=== PROVIDED RECORDS ===

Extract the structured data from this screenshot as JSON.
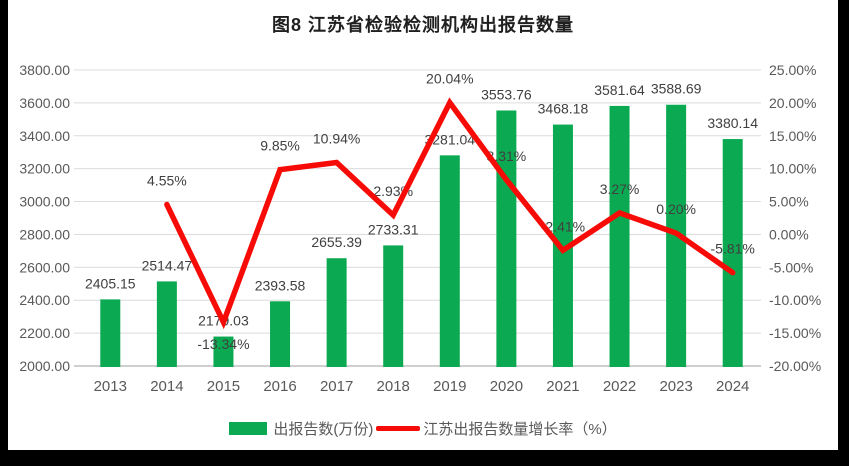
{
  "title": "图8  江苏省检验检测机构出报告数量",
  "colors": {
    "bar": "#0baa52",
    "line": "#f60b06",
    "gridline": "#dcdcdc",
    "axis_line": "#bfbfbf",
    "axis_text": "#595959",
    "data_label": "#404040",
    "title_text": "#1f1f1f"
  },
  "chart_data": {
    "type": "bar",
    "subtype": "combo-bar-line",
    "title": "图8  江苏省检验检测机构出报告数量",
    "categories": [
      "2013",
      "2014",
      "2015",
      "2016",
      "2017",
      "2018",
      "2019",
      "2020",
      "2021",
      "2022",
      "2023",
      "2024"
    ],
    "grid": true,
    "legend_position": "bottom",
    "left_axis": {
      "min": 2000,
      "max": 3800,
      "step": 200,
      "tick_labels": [
        "3800.00",
        "3600.00",
        "3400.00",
        "3200.00",
        "3000.00",
        "2800.00",
        "2600.00",
        "2400.00",
        "2200.00",
        "2000.00"
      ]
    },
    "right_axis": {
      "min": -20,
      "max": 25,
      "step": 5,
      "tick_labels": [
        "25.00%",
        "20.00%",
        "15.00%",
        "10.00%",
        "5.00%",
        "0.00%",
        "-5.00%",
        "-10.00%",
        "-15.00%",
        "-20.00%"
      ]
    },
    "series": [
      {
        "name": "出报告数(万份)",
        "type": "bar",
        "axis": "left",
        "color": "#0baa52",
        "values": [
          2405.15,
          2514.47,
          2179.03,
          2393.58,
          2655.39,
          2733.31,
          3281.04,
          3553.76,
          3468.18,
          3581.64,
          3588.69,
          3380.14
        ],
        "labels": [
          "2405.15",
          "2514.47",
          "2179.03",
          "2393.58",
          "2655.39",
          "2733.31",
          "3281.04",
          "3553.76",
          "3468.18",
          "3581.64",
          "3588.69",
          "3380.14"
        ]
      },
      {
        "name": "江苏出报告数量增长率（%）",
        "type": "line",
        "axis": "right",
        "color": "#f60b06",
        "x_start_index": 1,
        "values": [
          4.55,
          -13.34,
          9.85,
          10.94,
          2.93,
          20.04,
          8.31,
          -2.41,
          3.27,
          0.2,
          -5.81
        ],
        "labels": [
          "4.55%",
          "-13.34%",
          "9.85%",
          "10.94%",
          "2.93%",
          "20.04%",
          "8.31%",
          "-2.41%",
          "3.27%",
          "0.20%",
          "-5.81%"
        ],
        "label_positions": [
          "above",
          "below",
          "above",
          "above",
          "above",
          "above",
          "above",
          "above",
          "above",
          "above",
          "above"
        ]
      }
    ]
  }
}
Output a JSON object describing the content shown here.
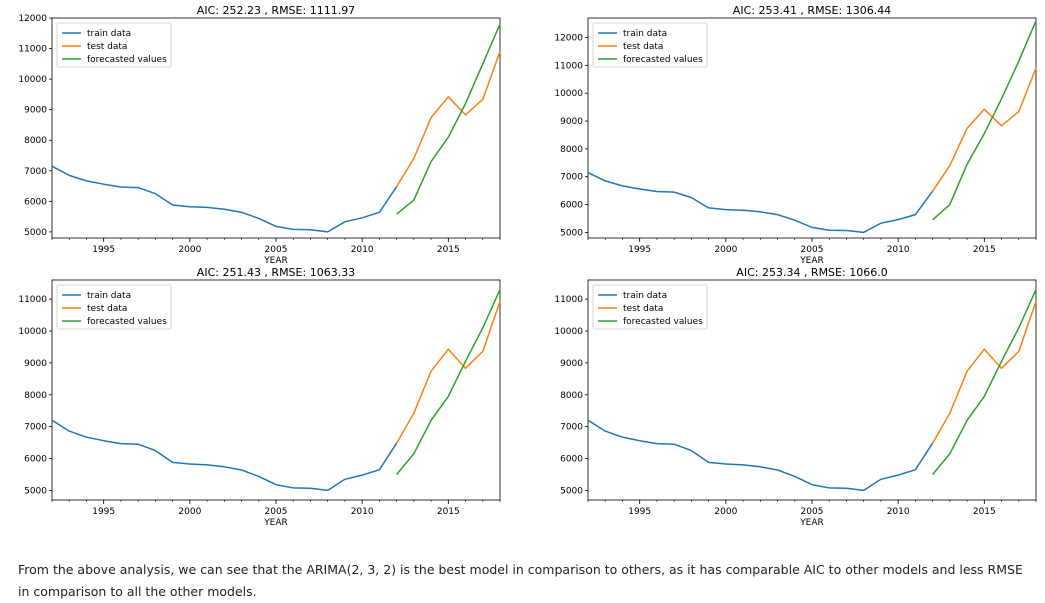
{
  "colors": {
    "train": "#1f77b4",
    "test": "#ff7f0e",
    "forecast": "#2ca02c"
  },
  "chart_data": [
    {
      "type": "line",
      "title": "AIC: 252.23 , RMSE: 1111.97",
      "xlabel": "YEAR",
      "ylabel": "",
      "xlim": [
        1992,
        2018
      ],
      "ylim": [
        4800,
        12000
      ],
      "yticks": [
        5000,
        6000,
        7000,
        8000,
        9000,
        10000,
        11000,
        12000
      ],
      "xticks": [
        1995,
        2000,
        2005,
        2010,
        2015
      ],
      "legend": "top-left",
      "series": [
        {
          "name": "train data",
          "color_key": "train",
          "x": [
            1992,
            1993,
            1994,
            1995,
            1996,
            1997,
            1998,
            1999,
            2000,
            2001,
            2002,
            2003,
            2004,
            2005,
            2006,
            2007,
            2008,
            2009,
            2010,
            2011,
            2012
          ],
          "y": [
            7150,
            6850,
            6670,
            6560,
            6470,
            6450,
            6250,
            5880,
            5820,
            5800,
            5740,
            5640,
            5440,
            5180,
            5080,
            5070,
            5000,
            5330,
            5460,
            5640,
            6480
          ]
        },
        {
          "name": "test data",
          "color_key": "test",
          "x": [
            2012,
            2013,
            2014,
            2015,
            2016,
            2017,
            2018
          ],
          "y": [
            6480,
            7400,
            8740,
            9420,
            8830,
            9340,
            10900
          ]
        },
        {
          "name": "forecasted values",
          "color_key": "forecast",
          "x": [
            2012,
            2013,
            2014,
            2015,
            2016,
            2017,
            2018
          ],
          "y": [
            5580,
            6040,
            7300,
            8100,
            9200,
            10500,
            11800
          ]
        }
      ]
    },
    {
      "type": "line",
      "title": "AIC: 253.41 , RMSE: 1306.44",
      "xlabel": "YEAR",
      "ylabel": "",
      "xlim": [
        1992,
        2018
      ],
      "ylim": [
        4800,
        12700
      ],
      "yticks": [
        5000,
        6000,
        7000,
        8000,
        9000,
        10000,
        11000,
        12000
      ],
      "xticks": [
        1995,
        2000,
        2005,
        2010,
        2015
      ],
      "legend": "top-left",
      "series": [
        {
          "name": "train data",
          "color_key": "train",
          "x": [
            1992,
            1993,
            1994,
            1995,
            1996,
            1997,
            1998,
            1999,
            2000,
            2001,
            2002,
            2003,
            2004,
            2005,
            2006,
            2007,
            2008,
            2009,
            2010,
            2011,
            2012
          ],
          "y": [
            7150,
            6850,
            6670,
            6560,
            6470,
            6450,
            6250,
            5880,
            5820,
            5800,
            5740,
            5640,
            5440,
            5180,
            5080,
            5070,
            5000,
            5330,
            5460,
            5640,
            6480
          ]
        },
        {
          "name": "test data",
          "color_key": "test",
          "x": [
            2012,
            2013,
            2014,
            2015,
            2016,
            2017,
            2018
          ],
          "y": [
            6480,
            7400,
            8740,
            9420,
            8830,
            9340,
            10900
          ]
        },
        {
          "name": "forecasted values",
          "color_key": "forecast",
          "x": [
            2012,
            2013,
            2014,
            2015,
            2016,
            2017,
            2018
          ],
          "y": [
            5450,
            6000,
            7450,
            8550,
            9800,
            11150,
            12600
          ]
        }
      ]
    },
    {
      "type": "line",
      "title": "AIC: 251.43 , RMSE: 1063.33",
      "xlabel": "YEAR",
      "ylabel": "",
      "xlim": [
        1992,
        2018
      ],
      "ylim": [
        4700,
        11600
      ],
      "yticks": [
        5000,
        6000,
        7000,
        8000,
        9000,
        10000,
        11000
      ],
      "xticks": [
        1995,
        2000,
        2005,
        2010,
        2015
      ],
      "legend": "top-left",
      "series": [
        {
          "name": "train data",
          "color_key": "train",
          "x": [
            1992,
            1993,
            1994,
            1995,
            1996,
            1997,
            1998,
            1999,
            2000,
            2001,
            2002,
            2003,
            2004,
            2005,
            2006,
            2007,
            2008,
            2009,
            2010,
            2011,
            2012
          ],
          "y": [
            7200,
            6860,
            6670,
            6560,
            6470,
            6450,
            6250,
            5880,
            5830,
            5800,
            5740,
            5640,
            5440,
            5180,
            5080,
            5070,
            5000,
            5350,
            5480,
            5650,
            6480
          ]
        },
        {
          "name": "test data",
          "color_key": "test",
          "x": [
            2012,
            2013,
            2014,
            2015,
            2016,
            2017,
            2018
          ],
          "y": [
            6480,
            7420,
            8740,
            9430,
            8830,
            9360,
            10930
          ]
        },
        {
          "name": "forecasted values",
          "color_key": "forecast",
          "x": [
            2012,
            2013,
            2014,
            2015,
            2016,
            2017,
            2018
          ],
          "y": [
            5500,
            6150,
            7200,
            7950,
            9050,
            10100,
            11300
          ]
        }
      ]
    },
    {
      "type": "line",
      "title": "AIC: 253.34 , RMSE: 1066.0",
      "xlabel": "YEAR",
      "ylabel": "",
      "xlim": [
        1992,
        2018
      ],
      "ylim": [
        4700,
        11600
      ],
      "yticks": [
        5000,
        6000,
        7000,
        8000,
        9000,
        10000,
        11000
      ],
      "xticks": [
        1995,
        2000,
        2005,
        2010,
        2015
      ],
      "legend": "top-left",
      "series": [
        {
          "name": "train data",
          "color_key": "train",
          "x": [
            1992,
            1993,
            1994,
            1995,
            1996,
            1997,
            1998,
            1999,
            2000,
            2001,
            2002,
            2003,
            2004,
            2005,
            2006,
            2007,
            2008,
            2009,
            2010,
            2011,
            2012
          ],
          "y": [
            7200,
            6860,
            6670,
            6560,
            6470,
            6450,
            6250,
            5880,
            5830,
            5800,
            5740,
            5640,
            5440,
            5180,
            5080,
            5070,
            5000,
            5350,
            5480,
            5650,
            6480
          ]
        },
        {
          "name": "test data",
          "color_key": "test",
          "x": [
            2012,
            2013,
            2014,
            2015,
            2016,
            2017,
            2018
          ],
          "y": [
            6480,
            7420,
            8740,
            9430,
            8830,
            9360,
            10930
          ]
        },
        {
          "name": "forecasted values",
          "color_key": "forecast",
          "x": [
            2012,
            2013,
            2014,
            2015,
            2016,
            2017,
            2018
          ],
          "y": [
            5500,
            6150,
            7200,
            7950,
            9050,
            10100,
            11300
          ]
        }
      ]
    }
  ],
  "analysis_text": "From the above analysis, we can see that the ARIMA(2, 3, 2) is the best model in comparison to others, as it has comparable AIC to other models and less RMSE in comparison to all the other models."
}
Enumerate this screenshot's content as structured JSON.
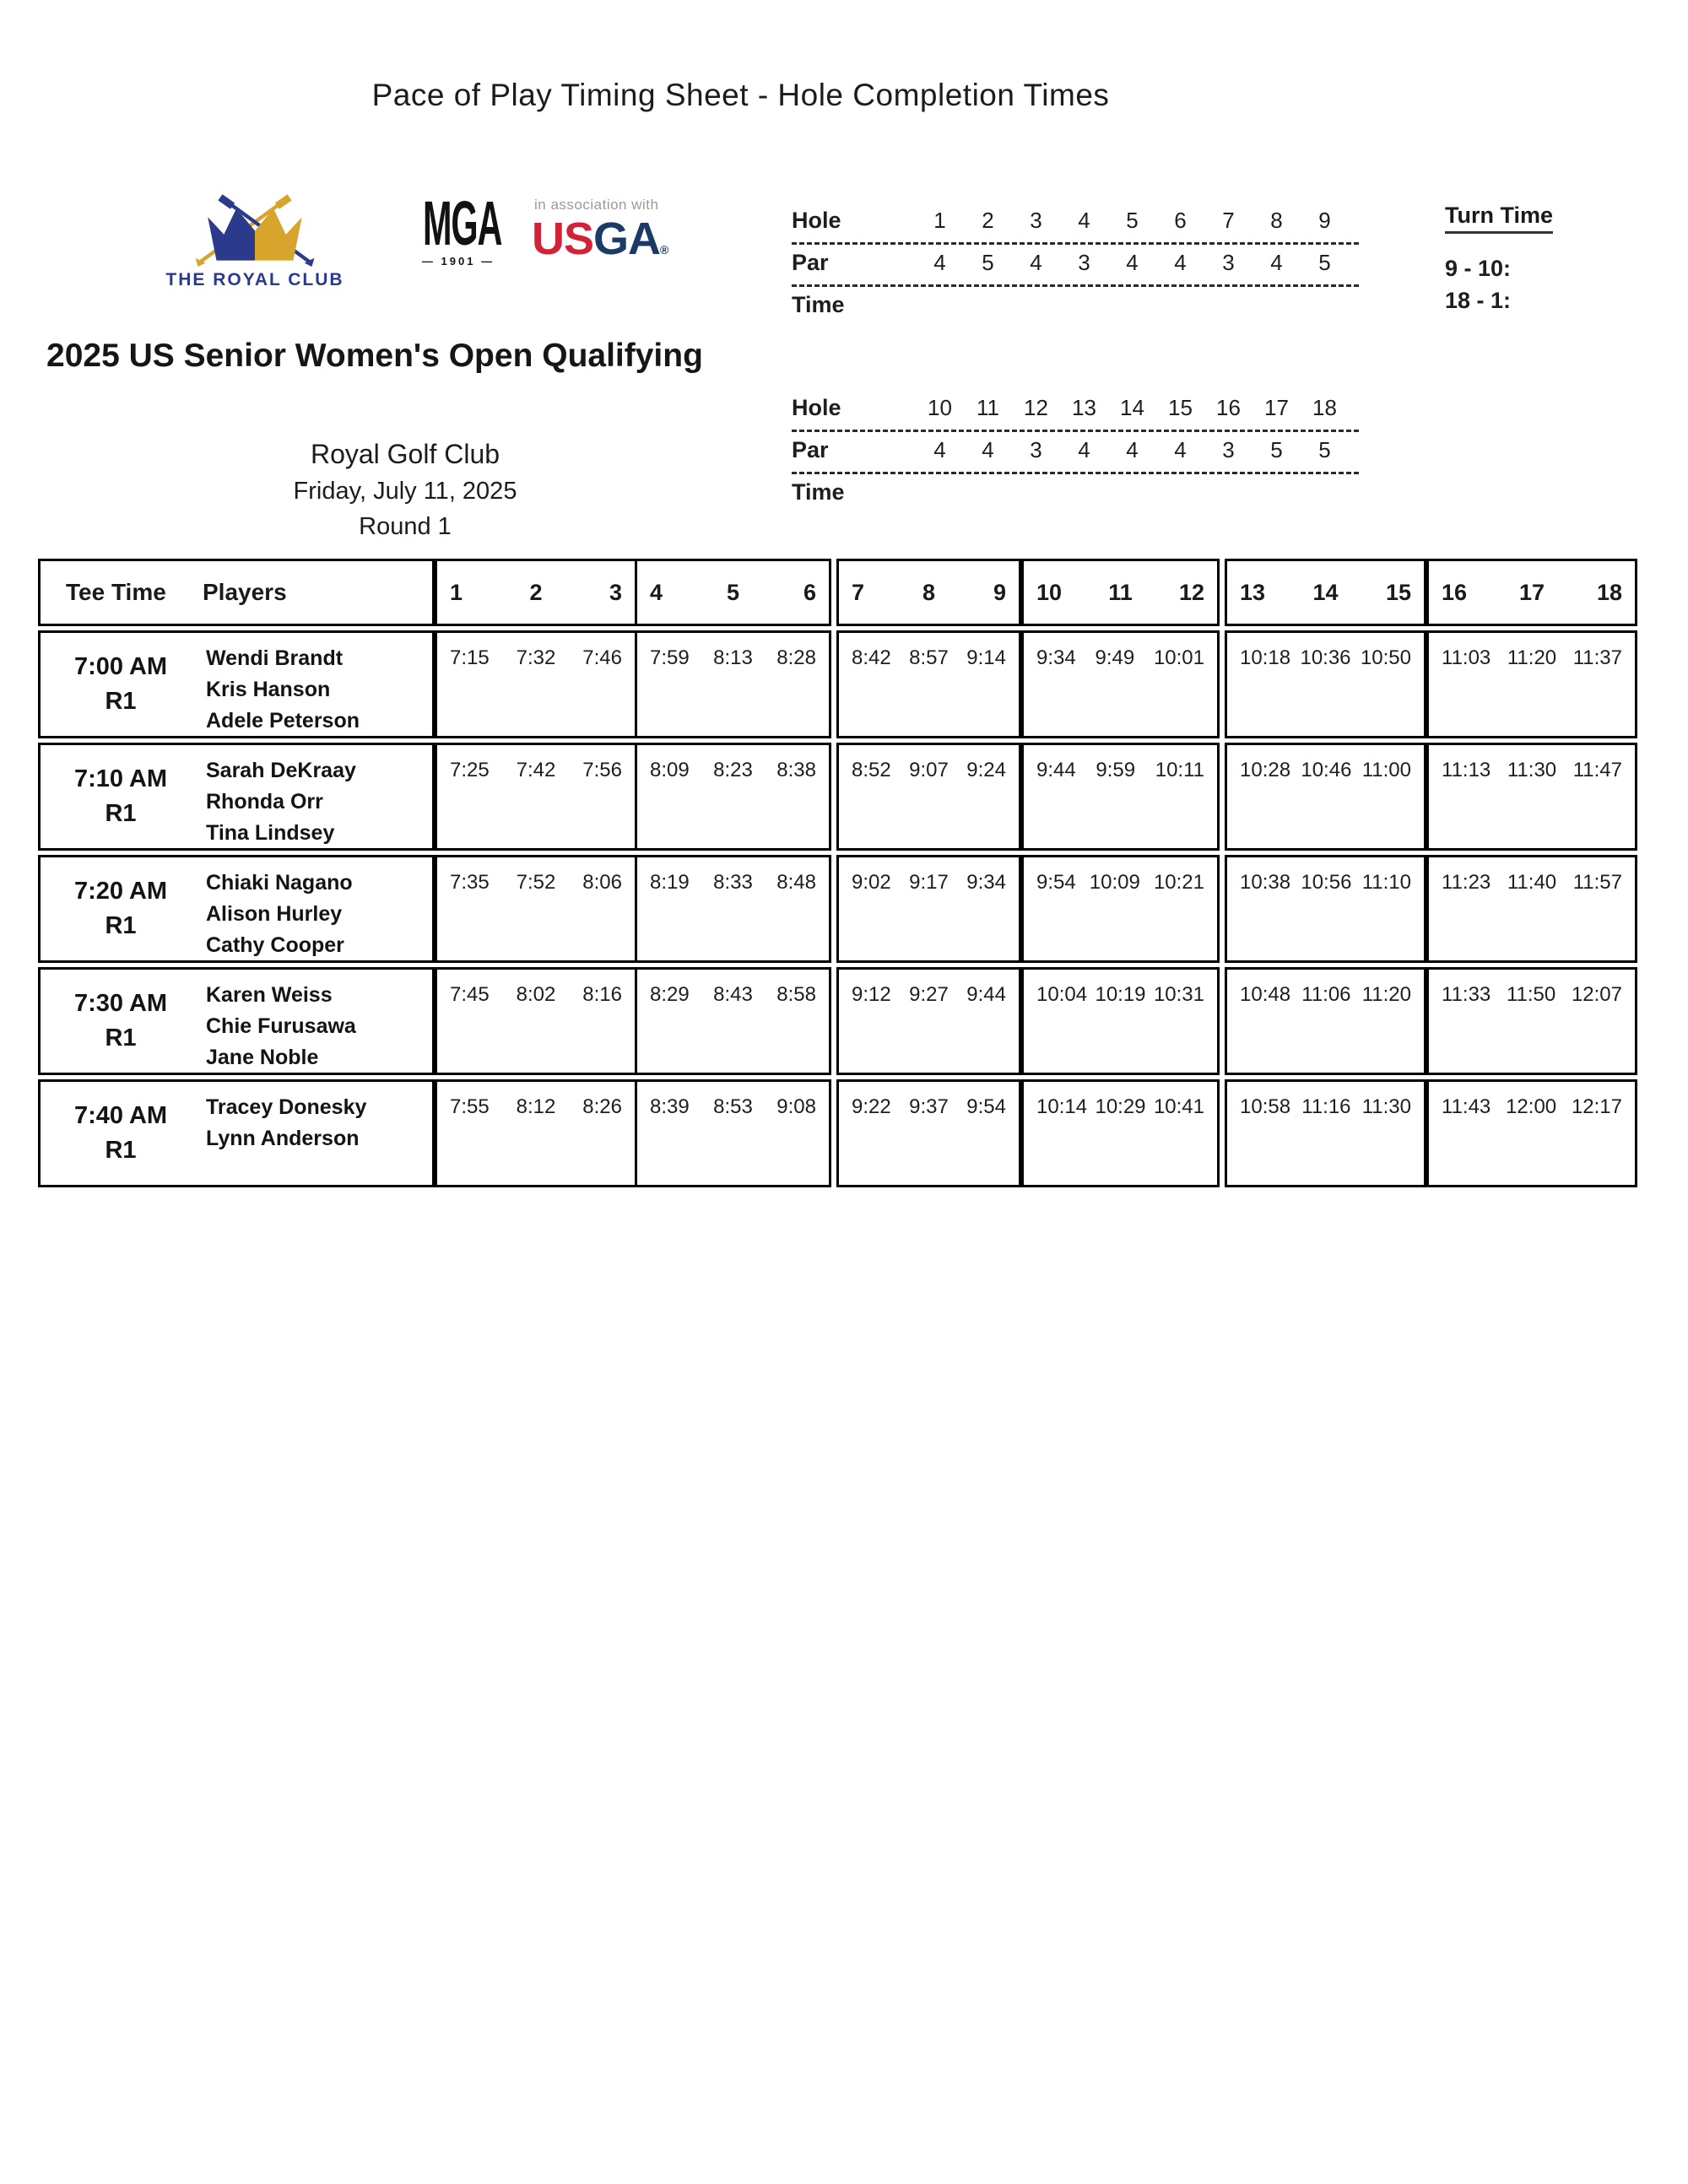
{
  "page_title": "Pace of Play Timing Sheet - Hole Completion Times",
  "logos": {
    "royal_club": {
      "name": "THE ROYAL CLUB",
      "navy": "#2b3a8c",
      "gold": "#d7a52c"
    },
    "mga": {
      "text": "MGA",
      "year_line": "— 1901 —"
    },
    "association": "in association with",
    "usga": {
      "us": "US",
      "ga": "GA",
      "reg": "®",
      "red": "#d22237",
      "navy": "#1b3a66"
    }
  },
  "turn_time": {
    "title": "Turn Time",
    "lines": [
      "9 - 10:",
      "18 - 1:"
    ]
  },
  "front_nine": {
    "hole_label": "Hole",
    "par_label": "Par",
    "time_label": "Time",
    "holes": [
      "1",
      "2",
      "3",
      "4",
      "5",
      "6",
      "7",
      "8",
      "9"
    ],
    "pars": [
      "4",
      "5",
      "4",
      "3",
      "4",
      "4",
      "3",
      "4",
      "5"
    ]
  },
  "back_nine": {
    "hole_label": "Hole",
    "par_label": "Par",
    "time_label": "Time",
    "holes": [
      "10",
      "11",
      "12",
      "13",
      "14",
      "15",
      "16",
      "17",
      "18"
    ],
    "pars": [
      "4",
      "4",
      "3",
      "4",
      "4",
      "4",
      "3",
      "5",
      "5"
    ]
  },
  "event": {
    "title": "2025 US Senior Women's Open Qualifying",
    "club": "Royal Golf Club",
    "date": "Friday, July 11, 2025",
    "round": "Round 1"
  },
  "table": {
    "headers": {
      "tee_time": "Tee Time",
      "players": "Players"
    },
    "hole_groups": [
      [
        "1",
        "2",
        "3"
      ],
      [
        "4",
        "5",
        "6"
      ],
      [
        "7",
        "8",
        "9"
      ],
      [
        "10",
        "11",
        "12"
      ],
      [
        "13",
        "14",
        "15"
      ],
      [
        "16",
        "17",
        "18"
      ]
    ],
    "rows": [
      {
        "tee_time": "7:00 AM",
        "round": "R1",
        "players": [
          "Wendi Brandt",
          "Kris Hanson",
          "Adele Peterson"
        ],
        "times": [
          [
            "7:15",
            "7:32",
            "7:46"
          ],
          [
            "7:59",
            "8:13",
            "8:28"
          ],
          [
            "8:42",
            "8:57",
            "9:14"
          ],
          [
            "9:34",
            "9:49",
            "10:01"
          ],
          [
            "10:18",
            "10:36",
            "10:50"
          ],
          [
            "11:03",
            "11:20",
            "11:37"
          ]
        ]
      },
      {
        "tee_time": "7:10 AM",
        "round": "R1",
        "players": [
          "Sarah DeKraay",
          "Rhonda Orr",
          "Tina Lindsey"
        ],
        "times": [
          [
            "7:25",
            "7:42",
            "7:56"
          ],
          [
            "8:09",
            "8:23",
            "8:38"
          ],
          [
            "8:52",
            "9:07",
            "9:24"
          ],
          [
            "9:44",
            "9:59",
            "10:11"
          ],
          [
            "10:28",
            "10:46",
            "11:00"
          ],
          [
            "11:13",
            "11:30",
            "11:47"
          ]
        ]
      },
      {
        "tee_time": "7:20 AM",
        "round": "R1",
        "players": [
          "Chiaki Nagano",
          "Alison Hurley",
          "Cathy Cooper"
        ],
        "times": [
          [
            "7:35",
            "7:52",
            "8:06"
          ],
          [
            "8:19",
            "8:33",
            "8:48"
          ],
          [
            "9:02",
            "9:17",
            "9:34"
          ],
          [
            "9:54",
            "10:09",
            "10:21"
          ],
          [
            "10:38",
            "10:56",
            "11:10"
          ],
          [
            "11:23",
            "11:40",
            "11:57"
          ]
        ]
      },
      {
        "tee_time": "7:30 AM",
        "round": "R1",
        "players": [
          "Karen Weiss",
          "Chie Furusawa",
          "Jane Noble"
        ],
        "times": [
          [
            "7:45",
            "8:02",
            "8:16"
          ],
          [
            "8:29",
            "8:43",
            "8:58"
          ],
          [
            "9:12",
            "9:27",
            "9:44"
          ],
          [
            "10:04",
            "10:19",
            "10:31"
          ],
          [
            "10:48",
            "11:06",
            "11:20"
          ],
          [
            "11:33",
            "11:50",
            "12:07"
          ]
        ]
      },
      {
        "tee_time": "7:40 AM",
        "round": "R1",
        "players": [
          "Tracey Donesky",
          "Lynn Anderson"
        ],
        "times": [
          [
            "7:55",
            "8:12",
            "8:26"
          ],
          [
            "8:39",
            "8:53",
            "9:08"
          ],
          [
            "9:22",
            "9:37",
            "9:54"
          ],
          [
            "10:14",
            "10:29",
            "10:41"
          ],
          [
            "10:58",
            "11:16",
            "11:30"
          ],
          [
            "11:43",
            "12:00",
            "12:17"
          ]
        ]
      }
    ]
  }
}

=== TASK STATEMENT ===
Copy out all lines above that include the string "江苏省检验检测机构出报告数量".

=== SOLVED PROBLEM ===
  "title": "图8  江苏省检验检测机构出报告数量",
    "title": "图8  江苏省检验检测机构出报告数量",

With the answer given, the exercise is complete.